--- Work to be completed ---
Determine which lines contain the word "title", then copy those lines.

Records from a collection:
════════════════════

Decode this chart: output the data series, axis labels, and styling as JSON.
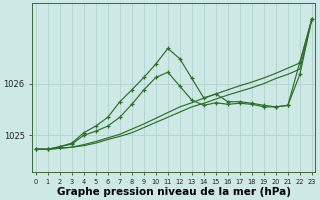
{
  "bg_color": "#cee9e5",
  "grid_color": "#aacfca",
  "line_color": "#2d6e2d",
  "xlabel": "Graphe pression niveau de la mer (hPa)",
  "xlabel_fontsize": 7.5,
  "xticks": [
    0,
    1,
    2,
    3,
    4,
    5,
    6,
    7,
    8,
    9,
    10,
    11,
    12,
    13,
    14,
    15,
    16,
    17,
    18,
    19,
    20,
    21,
    22,
    23
  ],
  "ytick_positions": [
    1025.0,
    1026.0
  ],
  "ytick_labels": [
    "1025",
    "1026"
  ],
  "ylim": [
    1024.3,
    1027.55
  ],
  "xlim": [
    -0.3,
    23.3
  ],
  "line1_no_marker": [
    1024.73,
    1024.73,
    1024.75,
    1024.77,
    1024.8,
    1024.85,
    1024.92,
    1024.98,
    1025.05,
    1025.15,
    1025.25,
    1025.35,
    1025.45,
    1025.55,
    1025.62,
    1025.7,
    1025.78,
    1025.85,
    1025.92,
    1026.0,
    1026.1,
    1026.18,
    1026.28,
    1027.25
  ],
  "line2_no_marker": [
    1024.73,
    1024.73,
    1024.75,
    1024.77,
    1024.82,
    1024.88,
    1024.95,
    1025.02,
    1025.12,
    1025.22,
    1025.33,
    1025.44,
    1025.55,
    1025.63,
    1025.72,
    1025.8,
    1025.88,
    1025.96,
    1026.03,
    1026.11,
    1026.2,
    1026.3,
    1026.4,
    1027.25
  ],
  "line3_marker": [
    1024.73,
    1024.73,
    1024.78,
    1024.83,
    1025.0,
    1025.08,
    1025.18,
    1025.35,
    1025.6,
    1025.88,
    1026.12,
    1026.22,
    1025.95,
    1025.68,
    1025.58,
    1025.63,
    1025.6,
    1025.62,
    1025.6,
    1025.55,
    1025.55,
    1025.58,
    1026.18,
    1027.25
  ],
  "line4_marker": [
    1024.73,
    1024.73,
    1024.78,
    1024.85,
    1025.05,
    1025.18,
    1025.35,
    1025.65,
    1025.88,
    1026.12,
    1026.38,
    1026.68,
    1026.48,
    1026.1,
    1025.72,
    1025.8,
    1025.65,
    1025.65,
    1025.62,
    1025.58,
    1025.55,
    1025.58,
    1026.42,
    1027.25
  ]
}
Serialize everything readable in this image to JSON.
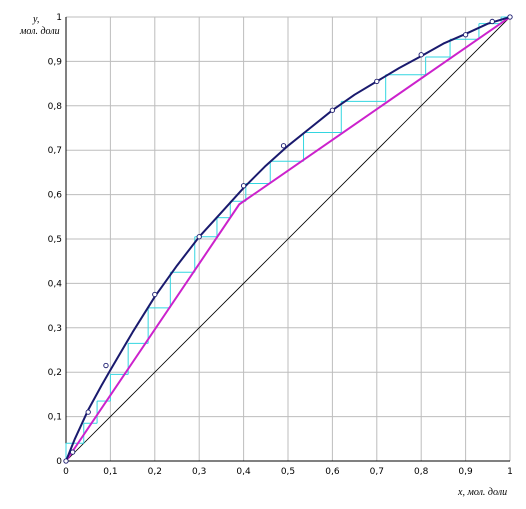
{
  "chart_data": {
    "type": "line",
    "title": "",
    "ylabel_line1": "y,",
    "ylabel_line2": "мол. доли",
    "xlabel": "x, мол. доли",
    "xlim": [
      0,
      1
    ],
    "ylim": [
      0,
      1
    ],
    "grid": true,
    "x_ticks": [
      "0",
      "0,1",
      "0,2",
      "0,3",
      "0,4",
      "0,5",
      "0,6",
      "0,7",
      "0,8",
      "0,9",
      "1"
    ],
    "y_ticks": [
      "0",
      "0,1",
      "0,2",
      "0,3",
      "0,4",
      "0,5",
      "0,6",
      "0,7",
      "0,8",
      "0,9",
      "1"
    ],
    "colors": {
      "equilibrium": "#1a1a6e",
      "operating": "#cc22cc",
      "steps": "#33d6e0",
      "diagonal": "#000000",
      "grid": "#bdbdbd"
    },
    "series": [
      {
        "kind": "equilibrium_curve",
        "x": [
          0,
          0.02,
          0.05,
          0.08,
          0.1,
          0.15,
          0.2,
          0.25,
          0.3,
          0.35,
          0.4,
          0.45,
          0.5,
          0.55,
          0.6,
          0.65,
          0.7,
          0.75,
          0.8,
          0.85,
          0.9,
          0.95,
          1.0
        ],
        "y": [
          0,
          0.05,
          0.115,
          0.17,
          0.205,
          0.29,
          0.37,
          0.44,
          0.505,
          0.56,
          0.615,
          0.665,
          0.71,
          0.75,
          0.79,
          0.825,
          0.855,
          0.885,
          0.912,
          0.94,
          0.962,
          0.985,
          1.0
        ]
      },
      {
        "kind": "experimental_points",
        "x": [
          0,
          0.015,
          0.05,
          0.09,
          0.2,
          0.3,
          0.4,
          0.49,
          0.6,
          0.7,
          0.8,
          0.9,
          0.96,
          1.0
        ],
        "y": [
          0,
          0.02,
          0.11,
          0.215,
          0.375,
          0.505,
          0.62,
          0.71,
          0.79,
          0.855,
          0.915,
          0.96,
          0.99,
          1.0
        ]
      },
      {
        "kind": "operating_line",
        "x": [
          0,
          0.39,
          1.0
        ],
        "y": [
          0,
          0.578,
          1.0
        ]
      },
      {
        "kind": "steps",
        "x": [
          1.0,
          0.98,
          0.93,
          0.865,
          0.81,
          0.72,
          0.62,
          0.535,
          0.46,
          0.405,
          0.37,
          0.34,
          0.29,
          0.235,
          0.185,
          0.14,
          0.1,
          0.07,
          0.04,
          0.0
        ],
        "y": [
          1.0,
          0.985,
          0.95,
          0.91,
          0.87,
          0.81,
          0.74,
          0.675,
          0.625,
          0.585,
          0.548,
          0.505,
          0.425,
          0.345,
          0.265,
          0.195,
          0.135,
          0.085,
          0.04,
          0.0
        ]
      },
      {
        "kind": "diagonal",
        "x": [
          0,
          1
        ],
        "y": [
          0,
          1
        ]
      }
    ]
  }
}
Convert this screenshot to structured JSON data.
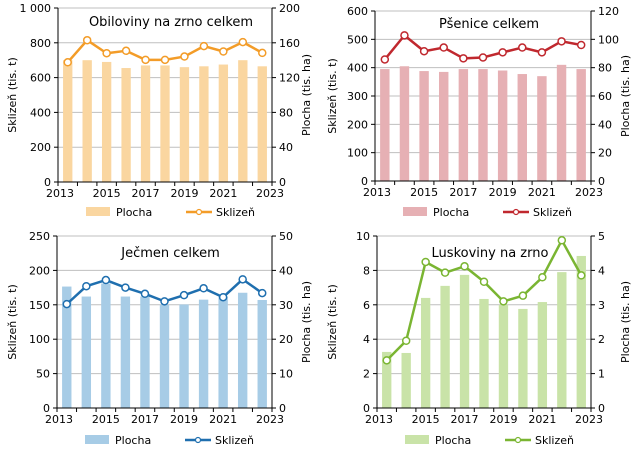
{
  "chart_data": [
    {
      "type": "bar+line",
      "title": "Obiloviny  na zrno celkem",
      "x": [
        2013,
        2014,
        2015,
        2016,
        2017,
        2018,
        2019,
        2020,
        2021,
        2022,
        2023
      ],
      "xtick_labels": [
        "2013",
        "2015",
        "2017",
        "2019",
        "2021",
        "2023"
      ],
      "ylabel": "Sklizeň (tis. t)",
      "y2label": "Plocha (tis. ha)",
      "ylim": [
        0,
        1000
      ],
      "yticks": [
        0,
        200,
        400,
        600,
        800,
        1000
      ],
      "ytick_labels": [
        "0",
        "200",
        "400",
        "600",
        "800",
        "1 000"
      ],
      "y2lim": [
        0,
        200
      ],
      "y2ticks": [
        0,
        40,
        80,
        120,
        160,
        200
      ],
      "series": [
        {
          "name": "Plocha",
          "type": "bar",
          "axis": "right",
          "color": "#FAD6A0",
          "values": [
            140,
            140,
            138,
            131,
            134,
            134,
            132,
            133,
            135,
            140,
            133
          ]
        },
        {
          "name": "Sklizeň",
          "type": "line",
          "axis": "left",
          "color": "#F39C28",
          "values": [
            688,
            815,
            740,
            754,
            702,
            702,
            721,
            781,
            750,
            804,
            742
          ]
        }
      ],
      "legend": [
        "Plocha",
        "Sklizeň"
      ],
      "legend_position": "bottom",
      "grid": true
    },
    {
      "type": "bar+line",
      "title": "Pšenice  celkem",
      "x": [
        2013,
        2014,
        2015,
        2016,
        2017,
        2018,
        2019,
        2020,
        2021,
        2022,
        2023
      ],
      "xtick_labels": [
        "2013",
        "2015",
        "2017",
        "2019",
        "2021",
        "2023"
      ],
      "ylabel": "Sklizeň (tis. t)",
      "y2label": "Plocha (tis. ha)",
      "ylim": [
        0,
        600
      ],
      "yticks": [
        0,
        100,
        200,
        300,
        400,
        500,
        600
      ],
      "ytick_labels": [
        "0",
        "100",
        "200",
        "300",
        "400",
        "500",
        "600"
      ],
      "y2lim": [
        0,
        120
      ],
      "y2ticks": [
        0,
        20,
        40,
        60,
        80,
        100,
        120
      ],
      "series": [
        {
          "name": "Plocha",
          "type": "bar",
          "axis": "right",
          "color": "#E6B0B4",
          "values": [
            79,
            81,
            77.6,
            77,
            79,
            79,
            78,
            75.5,
            74,
            82,
            79
          ]
        },
        {
          "name": "Sklizeň",
          "type": "line",
          "axis": "left",
          "color": "#C0282E",
          "values": [
            429,
            514,
            458,
            471,
            433,
            436,
            454,
            471,
            454,
            493,
            480
          ]
        }
      ],
      "legend": [
        "Plocha",
        "Sklizeň"
      ],
      "legend_position": "bottom",
      "grid": true
    },
    {
      "type": "bar+line",
      "title": "Ječmen  celkem",
      "x": [
        2013,
        2014,
        2015,
        2016,
        2017,
        2018,
        2019,
        2020,
        2021,
        2022,
        2023
      ],
      "xtick_labels": [
        "2013",
        "2015",
        "2017",
        "2019",
        "2021",
        "2023"
      ],
      "ylabel": "Sklizeň (tis. t)",
      "y2label": "Plocha (tis. ha)",
      "ylim": [
        0,
        250
      ],
      "yticks": [
        0,
        50,
        100,
        150,
        200,
        250
      ],
      "ytick_labels": [
        "0",
        "50",
        "100",
        "150",
        "200",
        "250"
      ],
      "y2lim": [
        0,
        50
      ],
      "y2ticks": [
        0,
        10,
        20,
        30,
        40,
        50
      ],
      "series": [
        {
          "name": "Plocha",
          "type": "bar",
          "axis": "right",
          "color": "#A7CCE6",
          "values": [
            35.3,
            32.4,
            36.2,
            32.4,
            32.4,
            30,
            30.1,
            31.5,
            32.4,
            33.5,
            31.4
          ]
        },
        {
          "name": "Sklizeň",
          "type": "line",
          "axis": "left",
          "color": "#1F6FAF",
          "values": [
            151,
            177,
            186,
            175,
            166,
            155,
            164,
            174,
            161,
            187,
            167
          ]
        }
      ],
      "legend": [
        "Plocha",
        "Sklizeň"
      ],
      "legend_position": "bottom",
      "grid": true
    },
    {
      "type": "bar+line",
      "title": "Luskoviny  na zrno",
      "x": [
        2013,
        2014,
        2015,
        2016,
        2017,
        2018,
        2019,
        2020,
        2021,
        2022,
        2023
      ],
      "xtick_labels": [
        "2013",
        "2015",
        "2017",
        "2019",
        "2021",
        "2023"
      ],
      "ylabel": "Sklizeň (tis. t)",
      "y2label": "Plocha (tis. ha)",
      "ylim": [
        0,
        10
      ],
      "yticks": [
        0,
        2,
        4,
        6,
        8,
        10
      ],
      "ytick_labels": [
        "0",
        "2",
        "4",
        "6",
        "8",
        "10"
      ],
      "y2lim": [
        0,
        5
      ],
      "y2ticks": [
        0,
        1,
        2,
        3,
        4,
        5
      ],
      "series": [
        {
          "name": "Plocha",
          "type": "bar",
          "axis": "right",
          "color": "#C9E3A8",
          "values": [
            1.63,
            1.6,
            3.2,
            3.55,
            3.87,
            3.17,
            3.0,
            2.88,
            3.08,
            3.95,
            4.42
          ]
        },
        {
          "name": "Sklizeň",
          "type": "line",
          "axis": "left",
          "color": "#7AB532",
          "values": [
            2.77,
            3.91,
            8.49,
            7.87,
            8.24,
            7.34,
            6.2,
            6.53,
            7.6,
            9.75,
            7.71
          ]
        }
      ],
      "legend": [
        "Plocha",
        "Sklizeň"
      ],
      "legend_position": "bottom",
      "grid": true
    }
  ]
}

════════════════════

--- Output for this exercise ---
    "title": "",
      "title": "Obiloviny  na zrno celkem",
      "title": "Pšenice  celkem",
      "title": "Ječmen  celkem",
      "title": "Luskoviny  na zrno",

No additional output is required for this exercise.